* Requirement *
Drop the images; return everything else in the listing below exactly.

>> START

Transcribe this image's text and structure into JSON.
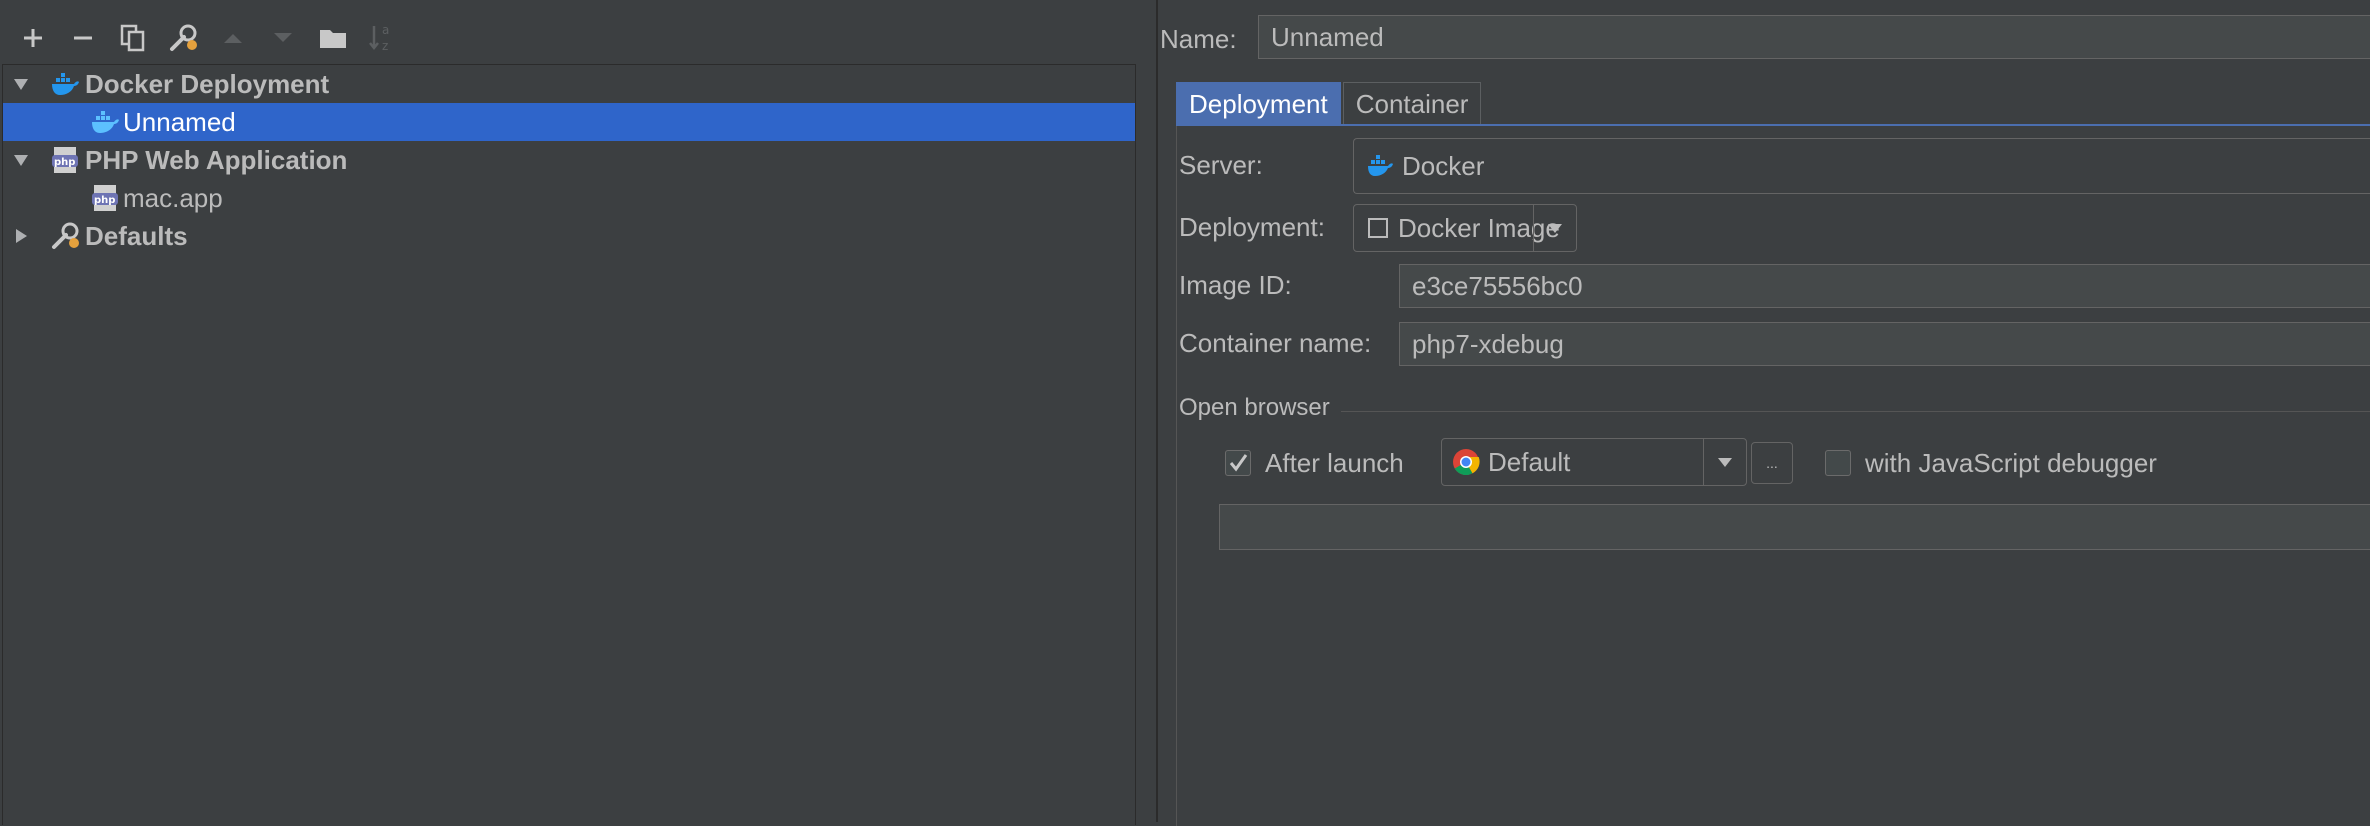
{
  "toolbar": {
    "buttons": [
      {
        "name": "add",
        "icon": "plus-icon"
      },
      {
        "name": "remove",
        "icon": "minus-icon"
      },
      {
        "name": "copy",
        "icon": "copy-icon"
      },
      {
        "name": "edit-defaults",
        "icon": "wrench-icon"
      },
      {
        "name": "move-up",
        "icon": "arrow-up-icon",
        "disabled": true
      },
      {
        "name": "move-down",
        "icon": "arrow-down-icon",
        "disabled": true
      },
      {
        "name": "new-folder",
        "icon": "folder-icon"
      },
      {
        "name": "sort",
        "icon": "sort-alpha-icon",
        "disabled": true
      }
    ]
  },
  "tree": {
    "docker_group": "Docker Deployment",
    "docker_item": "Unnamed",
    "php_group": "PHP Web Application",
    "php_item": "mac.app",
    "defaults_group": "Defaults"
  },
  "form": {
    "name_label": "Name:",
    "name_value": "Unnamed",
    "tabs": [
      "Deployment",
      "Container"
    ],
    "active_tab": "Deployment",
    "server_label": "Server:",
    "server_value": "Docker",
    "deployment_label": "Deployment:",
    "deployment_value": "Docker Image",
    "image_id_label": "Image ID:",
    "image_id_value": "e3ce75556bc0",
    "container_name_label": "Container name:",
    "container_name_value": "php7-xdebug",
    "open_browser_label": "Open browser",
    "after_launch_label": "After launch",
    "after_launch_checked": true,
    "browser_value": "Default",
    "browse_button_label": "...",
    "js_debugger_label": "with JavaScript debugger",
    "js_debugger_checked": false,
    "url_value": ""
  },
  "colors": {
    "background": "#3c3f41",
    "selection": "#2f65ca",
    "active_tab": "#4b6eaf",
    "docker_blue": "#2496ed",
    "text": "#bbbbbb"
  }
}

>> END

* Solution *
Transcribe this image's text and structure into JSON.
{
  "toolbar": {
    "buttons": [
      {
        "name": "add",
        "icon": "plus-icon"
      },
      {
        "name": "remove",
        "icon": "minus-icon"
      },
      {
        "name": "copy",
        "icon": "copy-icon"
      },
      {
        "name": "edit-defaults",
        "icon": "wrench-icon"
      },
      {
        "name": "move-up",
        "icon": "arrow-up-icon",
        "disabled": true
      },
      {
        "name": "move-down",
        "icon": "arrow-down-icon",
        "disabled": true
      },
      {
        "name": "new-folder",
        "icon": "folder-icon"
      },
      {
        "name": "sort",
        "icon": "sort-alpha-icon",
        "disabled": true
      }
    ]
  },
  "tree": {
    "docker_group": "Docker Deployment",
    "docker_item": "Unnamed",
    "php_group": "PHP Web Application",
    "php_item": "mac.app",
    "defaults_group": "Defaults"
  },
  "form": {
    "name_label": "Name:",
    "name_value": "Unnamed",
    "tabs": [
      "Deployment",
      "Container"
    ],
    "active_tab": "Deployment",
    "server_label": "Server:",
    "server_value": "Docker",
    "deployment_label": "Deployment:",
    "deployment_value": "Docker Image",
    "image_id_label": "Image ID:",
    "image_id_value": "e3ce75556bc0",
    "container_name_label": "Container name:",
    "container_name_value": "php7-xdebug",
    "open_browser_label": "Open browser",
    "after_launch_label": "After launch",
    "after_launch_checked": true,
    "browser_value": "Default",
    "browse_button_label": "...",
    "js_debugger_label": "with JavaScript debugger",
    "js_debugger_checked": false,
    "url_value": ""
  },
  "colors": {
    "background": "#3c3f41",
    "selection": "#2f65ca",
    "active_tab": "#4b6eaf",
    "docker_blue": "#2496ed",
    "text": "#bbbbbb"
  }
}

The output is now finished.